Brano da leggere —
******

“… che Dio perdona a tutti!” (ed Feltrinelli, 2018)
La conclusione di questo amaro proverbio siciliano è il titolo del romanzo che ci ha visto scoprire il poliedrico Pif, al secolo Pierfrancesco Diliberto, come scrittore di romanzi.
Non conosciamo i precedenti letterari di Pif, ma questo libro ci è piaciuto molto ed è stata una delle scoperte letterarie più gradevoli degli ultimi tempi; non solo per le frecciatine che Pif l’autore lancia contro l’ipocrisia di molti sedicenti cristiani o per l’esilarante e irriverente scena in cui il protagonista si torva ad essere il protagonista principale della Via Crucis, ma anche per la forma scanzonata e irriverente con cui affronta molte tematiche importanti. Cosa che purtroppo non è frequente, purtroppo, trovare nella narrativa Italiana; forse è più presente nel cinema italiano, anche se ormai anche quello sta virando troppo verso il serioso/pretenzioso con risultati non sempre all’altezza delle aspettative.
Il libro di Pif invece è una gradevole lettura che fra golosità dolciaria, passione per il calco e il calcetto, l’amore e l’ammore (citazione colta ndr) porta l’autore ad aver l’occasione di parlare di come l’ipocrisia costruisca il solido pilastro della società siciliana ma che di certo sono riconducibili a tutta la penisola italica.
Anche se non è un thriller cerchiamo di svelare il meno possibile la storia e lasciare ai lettori il gusto di scoprirla: il protagonista è il palermitano Arturo, agente immobiliare che conquista con varie performance più o meno artistiche la pasticcera Lisa. Ragazza di famiglia benestante e inserita nella Palermo “che conta”. Il fatto che lei sia la proprietaria di una delle pasticcerie più famose di Palermo permette ad Arturo di unire passione per i dolci e per le donne, commette l’errore di farsi scoprire impreparato sulla messa.
Infatti durante una messa senza molti partecipanti Lisa si accorge che Arturo (orrore!) biascica le parole e addirittura volte non sa cosa rispondere alle imbeccate canoniche del prete. Interrogato sulla propria fede e costretto a una ritirata sulle posizioni “mediamente credenti” che non necessitano troppi approfondimenti Arturo si prende una bella lavata di testa dalla sua amata. Lavata di testa che pensa proprio di non meritarsi.
Allora, così sollecitato a non essere superficiale, prende un libretto di catechismo assegnato ai cresimanti e decide che per tre settimane (ben 21 giorni) si comporterà da cristiano osservante. Sarà un fondamentalista della fede in Cristo, non la imporrà agli altri ma lui la rispetterà alla lettera. Cosa potrà mai succedere vi chiederete?

******

Elenco fornito —
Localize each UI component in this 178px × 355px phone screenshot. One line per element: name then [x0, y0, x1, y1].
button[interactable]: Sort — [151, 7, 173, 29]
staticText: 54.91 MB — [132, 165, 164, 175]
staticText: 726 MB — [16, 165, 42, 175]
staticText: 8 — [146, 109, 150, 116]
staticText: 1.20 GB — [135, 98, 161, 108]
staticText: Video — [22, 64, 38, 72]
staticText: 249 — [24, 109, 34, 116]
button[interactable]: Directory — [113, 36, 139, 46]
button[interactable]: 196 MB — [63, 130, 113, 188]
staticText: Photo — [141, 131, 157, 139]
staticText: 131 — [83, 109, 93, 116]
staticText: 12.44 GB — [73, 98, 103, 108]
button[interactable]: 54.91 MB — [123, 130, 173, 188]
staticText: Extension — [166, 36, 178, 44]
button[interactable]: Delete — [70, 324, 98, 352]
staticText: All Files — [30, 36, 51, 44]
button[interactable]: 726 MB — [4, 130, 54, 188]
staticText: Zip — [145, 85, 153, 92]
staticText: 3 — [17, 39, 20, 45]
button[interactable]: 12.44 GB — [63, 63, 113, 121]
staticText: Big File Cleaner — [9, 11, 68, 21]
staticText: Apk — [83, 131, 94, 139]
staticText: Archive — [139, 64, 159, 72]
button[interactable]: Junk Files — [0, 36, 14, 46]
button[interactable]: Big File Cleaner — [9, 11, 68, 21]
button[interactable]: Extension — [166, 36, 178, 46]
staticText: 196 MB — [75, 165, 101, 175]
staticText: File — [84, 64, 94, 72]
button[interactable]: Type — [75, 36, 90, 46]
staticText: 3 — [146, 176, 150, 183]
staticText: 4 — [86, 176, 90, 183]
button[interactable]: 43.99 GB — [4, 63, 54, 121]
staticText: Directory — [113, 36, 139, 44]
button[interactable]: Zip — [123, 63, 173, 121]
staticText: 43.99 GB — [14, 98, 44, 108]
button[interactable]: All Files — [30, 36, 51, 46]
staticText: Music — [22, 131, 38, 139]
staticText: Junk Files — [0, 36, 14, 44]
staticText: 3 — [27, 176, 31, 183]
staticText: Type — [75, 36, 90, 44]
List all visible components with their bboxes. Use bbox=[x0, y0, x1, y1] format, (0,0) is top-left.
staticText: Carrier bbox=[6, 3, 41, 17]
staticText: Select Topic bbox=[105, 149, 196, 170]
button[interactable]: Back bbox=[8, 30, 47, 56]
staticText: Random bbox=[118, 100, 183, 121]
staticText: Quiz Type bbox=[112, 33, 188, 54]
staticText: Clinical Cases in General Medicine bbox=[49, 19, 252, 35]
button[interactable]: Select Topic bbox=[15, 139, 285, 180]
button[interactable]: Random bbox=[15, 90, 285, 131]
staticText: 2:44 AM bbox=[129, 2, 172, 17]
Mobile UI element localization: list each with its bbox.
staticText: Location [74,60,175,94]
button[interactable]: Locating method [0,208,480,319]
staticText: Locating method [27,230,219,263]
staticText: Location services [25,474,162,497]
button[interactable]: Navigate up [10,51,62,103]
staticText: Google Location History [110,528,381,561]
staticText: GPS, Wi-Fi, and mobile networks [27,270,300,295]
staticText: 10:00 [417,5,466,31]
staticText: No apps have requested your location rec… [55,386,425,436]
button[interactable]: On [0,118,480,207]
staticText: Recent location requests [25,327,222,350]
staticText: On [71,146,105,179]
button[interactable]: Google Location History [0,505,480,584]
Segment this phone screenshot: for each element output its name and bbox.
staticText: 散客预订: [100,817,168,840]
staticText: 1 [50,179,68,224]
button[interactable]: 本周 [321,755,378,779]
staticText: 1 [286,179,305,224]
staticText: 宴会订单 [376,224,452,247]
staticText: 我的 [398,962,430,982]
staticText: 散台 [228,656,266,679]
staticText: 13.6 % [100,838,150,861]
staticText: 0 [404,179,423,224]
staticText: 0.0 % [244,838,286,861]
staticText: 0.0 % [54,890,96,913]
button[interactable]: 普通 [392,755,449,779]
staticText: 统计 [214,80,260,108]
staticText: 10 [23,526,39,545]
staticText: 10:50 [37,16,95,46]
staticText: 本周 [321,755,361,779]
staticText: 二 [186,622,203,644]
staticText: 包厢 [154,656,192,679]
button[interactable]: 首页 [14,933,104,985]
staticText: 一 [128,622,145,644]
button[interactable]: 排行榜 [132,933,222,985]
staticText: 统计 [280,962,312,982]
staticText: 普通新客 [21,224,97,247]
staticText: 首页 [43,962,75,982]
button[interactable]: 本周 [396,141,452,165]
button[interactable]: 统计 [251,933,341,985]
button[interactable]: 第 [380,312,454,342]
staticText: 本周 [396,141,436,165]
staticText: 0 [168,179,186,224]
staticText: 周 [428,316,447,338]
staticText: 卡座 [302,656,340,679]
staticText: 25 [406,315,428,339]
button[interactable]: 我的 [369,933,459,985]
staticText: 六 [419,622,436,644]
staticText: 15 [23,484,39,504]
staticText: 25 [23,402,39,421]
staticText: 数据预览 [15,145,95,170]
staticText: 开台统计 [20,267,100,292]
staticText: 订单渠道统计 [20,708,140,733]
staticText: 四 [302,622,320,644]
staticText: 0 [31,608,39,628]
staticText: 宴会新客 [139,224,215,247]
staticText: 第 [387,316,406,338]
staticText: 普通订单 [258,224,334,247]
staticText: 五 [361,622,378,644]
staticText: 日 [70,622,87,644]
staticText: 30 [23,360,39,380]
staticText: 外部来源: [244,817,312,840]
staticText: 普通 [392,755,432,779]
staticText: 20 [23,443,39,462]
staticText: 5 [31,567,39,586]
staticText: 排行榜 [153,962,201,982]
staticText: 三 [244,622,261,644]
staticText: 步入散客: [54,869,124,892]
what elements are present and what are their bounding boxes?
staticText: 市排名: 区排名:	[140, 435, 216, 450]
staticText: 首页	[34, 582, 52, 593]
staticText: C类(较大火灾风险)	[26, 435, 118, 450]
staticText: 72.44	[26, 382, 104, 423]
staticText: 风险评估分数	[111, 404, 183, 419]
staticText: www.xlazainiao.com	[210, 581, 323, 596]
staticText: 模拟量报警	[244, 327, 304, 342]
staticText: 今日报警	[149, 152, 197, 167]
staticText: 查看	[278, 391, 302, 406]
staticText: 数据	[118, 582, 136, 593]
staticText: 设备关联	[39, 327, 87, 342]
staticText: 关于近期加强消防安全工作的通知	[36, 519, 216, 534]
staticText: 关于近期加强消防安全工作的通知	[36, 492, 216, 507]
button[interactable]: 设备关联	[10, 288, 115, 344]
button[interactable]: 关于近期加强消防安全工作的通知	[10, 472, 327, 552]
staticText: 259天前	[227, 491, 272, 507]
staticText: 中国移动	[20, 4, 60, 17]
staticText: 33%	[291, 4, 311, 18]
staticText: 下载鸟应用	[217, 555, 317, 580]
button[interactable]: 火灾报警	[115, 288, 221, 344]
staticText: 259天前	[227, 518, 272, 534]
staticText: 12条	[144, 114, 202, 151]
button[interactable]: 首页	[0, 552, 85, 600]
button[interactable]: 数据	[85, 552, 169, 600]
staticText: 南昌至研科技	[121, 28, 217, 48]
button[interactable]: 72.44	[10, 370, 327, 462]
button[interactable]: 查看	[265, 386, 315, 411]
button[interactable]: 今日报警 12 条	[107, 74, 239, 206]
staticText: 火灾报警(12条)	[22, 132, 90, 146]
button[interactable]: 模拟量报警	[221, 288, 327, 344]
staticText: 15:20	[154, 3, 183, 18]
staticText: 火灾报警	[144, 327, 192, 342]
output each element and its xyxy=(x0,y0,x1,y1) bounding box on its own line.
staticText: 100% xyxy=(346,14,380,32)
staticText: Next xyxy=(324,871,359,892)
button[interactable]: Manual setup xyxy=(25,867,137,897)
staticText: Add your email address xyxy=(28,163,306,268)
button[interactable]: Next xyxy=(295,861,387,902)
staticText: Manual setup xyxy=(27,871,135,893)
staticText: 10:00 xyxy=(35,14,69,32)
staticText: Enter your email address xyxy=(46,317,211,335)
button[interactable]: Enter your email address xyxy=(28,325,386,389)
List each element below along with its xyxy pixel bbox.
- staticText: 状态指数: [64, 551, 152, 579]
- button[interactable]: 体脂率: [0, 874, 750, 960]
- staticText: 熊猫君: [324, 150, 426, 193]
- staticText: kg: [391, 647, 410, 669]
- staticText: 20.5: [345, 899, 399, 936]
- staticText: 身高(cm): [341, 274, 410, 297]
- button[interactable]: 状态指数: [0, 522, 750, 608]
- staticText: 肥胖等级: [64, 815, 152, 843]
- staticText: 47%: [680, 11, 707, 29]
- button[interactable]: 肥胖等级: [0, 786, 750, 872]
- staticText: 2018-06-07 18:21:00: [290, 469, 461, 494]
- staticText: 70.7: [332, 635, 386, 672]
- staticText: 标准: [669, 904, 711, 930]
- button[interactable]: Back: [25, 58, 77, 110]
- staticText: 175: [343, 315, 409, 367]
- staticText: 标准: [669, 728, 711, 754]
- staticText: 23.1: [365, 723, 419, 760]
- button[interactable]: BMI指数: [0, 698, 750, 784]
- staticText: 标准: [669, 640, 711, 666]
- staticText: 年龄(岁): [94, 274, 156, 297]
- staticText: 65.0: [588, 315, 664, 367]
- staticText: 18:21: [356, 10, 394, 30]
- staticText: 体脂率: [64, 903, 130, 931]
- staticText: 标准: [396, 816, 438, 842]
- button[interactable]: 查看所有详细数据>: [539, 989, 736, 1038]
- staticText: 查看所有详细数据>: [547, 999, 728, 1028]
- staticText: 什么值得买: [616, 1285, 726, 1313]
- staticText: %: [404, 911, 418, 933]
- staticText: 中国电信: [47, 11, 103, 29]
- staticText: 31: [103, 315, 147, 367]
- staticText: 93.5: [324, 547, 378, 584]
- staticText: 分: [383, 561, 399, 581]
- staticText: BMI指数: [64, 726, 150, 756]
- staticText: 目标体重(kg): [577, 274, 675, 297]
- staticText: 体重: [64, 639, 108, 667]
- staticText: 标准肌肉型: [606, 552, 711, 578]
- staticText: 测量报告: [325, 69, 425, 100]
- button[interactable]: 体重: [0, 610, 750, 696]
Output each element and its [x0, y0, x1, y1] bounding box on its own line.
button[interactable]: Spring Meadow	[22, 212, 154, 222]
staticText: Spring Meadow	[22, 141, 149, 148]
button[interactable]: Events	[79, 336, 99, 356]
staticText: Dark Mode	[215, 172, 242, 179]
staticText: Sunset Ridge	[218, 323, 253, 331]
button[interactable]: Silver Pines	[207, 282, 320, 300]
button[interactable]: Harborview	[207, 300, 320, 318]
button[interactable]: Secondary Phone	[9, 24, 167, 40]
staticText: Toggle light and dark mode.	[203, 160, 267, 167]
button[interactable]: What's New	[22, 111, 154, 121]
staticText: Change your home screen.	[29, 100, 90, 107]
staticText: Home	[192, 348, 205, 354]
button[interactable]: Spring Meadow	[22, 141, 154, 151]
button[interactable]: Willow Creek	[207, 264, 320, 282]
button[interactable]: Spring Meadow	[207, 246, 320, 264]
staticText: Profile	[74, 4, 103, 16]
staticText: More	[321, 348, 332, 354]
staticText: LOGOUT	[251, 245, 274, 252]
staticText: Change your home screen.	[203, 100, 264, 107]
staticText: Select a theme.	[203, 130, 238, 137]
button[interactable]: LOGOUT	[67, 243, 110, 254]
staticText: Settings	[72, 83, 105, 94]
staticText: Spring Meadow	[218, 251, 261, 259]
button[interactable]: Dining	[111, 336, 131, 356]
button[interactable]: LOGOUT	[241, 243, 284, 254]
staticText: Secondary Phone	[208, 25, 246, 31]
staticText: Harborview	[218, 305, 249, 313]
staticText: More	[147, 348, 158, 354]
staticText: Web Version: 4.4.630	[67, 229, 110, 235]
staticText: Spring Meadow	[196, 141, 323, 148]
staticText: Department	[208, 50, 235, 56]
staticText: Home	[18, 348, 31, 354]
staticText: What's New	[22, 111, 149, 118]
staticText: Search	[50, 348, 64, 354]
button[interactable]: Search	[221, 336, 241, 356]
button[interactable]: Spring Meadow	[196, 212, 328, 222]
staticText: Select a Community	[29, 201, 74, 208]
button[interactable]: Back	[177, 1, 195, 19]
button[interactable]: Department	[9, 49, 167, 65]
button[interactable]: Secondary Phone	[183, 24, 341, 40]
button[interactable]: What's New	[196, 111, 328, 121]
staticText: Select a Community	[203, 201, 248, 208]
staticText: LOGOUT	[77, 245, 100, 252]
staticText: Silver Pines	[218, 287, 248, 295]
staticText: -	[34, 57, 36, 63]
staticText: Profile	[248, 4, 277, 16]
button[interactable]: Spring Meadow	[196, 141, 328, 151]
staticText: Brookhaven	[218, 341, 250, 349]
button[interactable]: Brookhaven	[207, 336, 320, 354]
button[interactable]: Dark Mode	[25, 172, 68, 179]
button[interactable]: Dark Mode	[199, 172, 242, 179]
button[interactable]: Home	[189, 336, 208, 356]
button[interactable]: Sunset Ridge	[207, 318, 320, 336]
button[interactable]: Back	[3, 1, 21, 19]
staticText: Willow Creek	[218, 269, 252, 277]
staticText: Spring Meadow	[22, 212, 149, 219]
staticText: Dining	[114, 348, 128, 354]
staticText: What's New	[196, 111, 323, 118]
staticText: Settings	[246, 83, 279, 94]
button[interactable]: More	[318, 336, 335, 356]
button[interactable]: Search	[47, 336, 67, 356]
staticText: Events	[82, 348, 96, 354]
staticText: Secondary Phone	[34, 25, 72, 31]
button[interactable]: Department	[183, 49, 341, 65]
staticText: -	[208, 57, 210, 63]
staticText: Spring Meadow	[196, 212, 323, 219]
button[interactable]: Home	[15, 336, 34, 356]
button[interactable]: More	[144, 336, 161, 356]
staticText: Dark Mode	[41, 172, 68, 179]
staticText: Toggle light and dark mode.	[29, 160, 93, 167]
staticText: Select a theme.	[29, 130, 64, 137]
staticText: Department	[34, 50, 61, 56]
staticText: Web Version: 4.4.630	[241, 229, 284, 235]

******

Compito breve 1 — Secondo la recensione, che lavoro fa Arturo, il protagonista del romanzo?
Compito breve 2 — Riporta di nuovo il passo della recensione che comincia con le parole "Infatti durante una" e termina dopo le parole "di non meritarsi.".

Risposta al compito 1 — Arturo è un agente immobiliare.

Risposta al compito 2 —
Infatti durante una messa senza molti partecipanti Lisa si accorge che Arturo (orrore!) biascica le parole e addirittura volte non sa cosa rispondere alle imbeccate canoniche del prete. Interrogato sulla propria fede e costretto a una ritirata sulle posizioni “mediamente credenti” che non necessitano troppi approfondimenti Arturo si prende una bella lavata di testa dalla sua amata. Lavata di testa che pensa proprio di non meritarsi.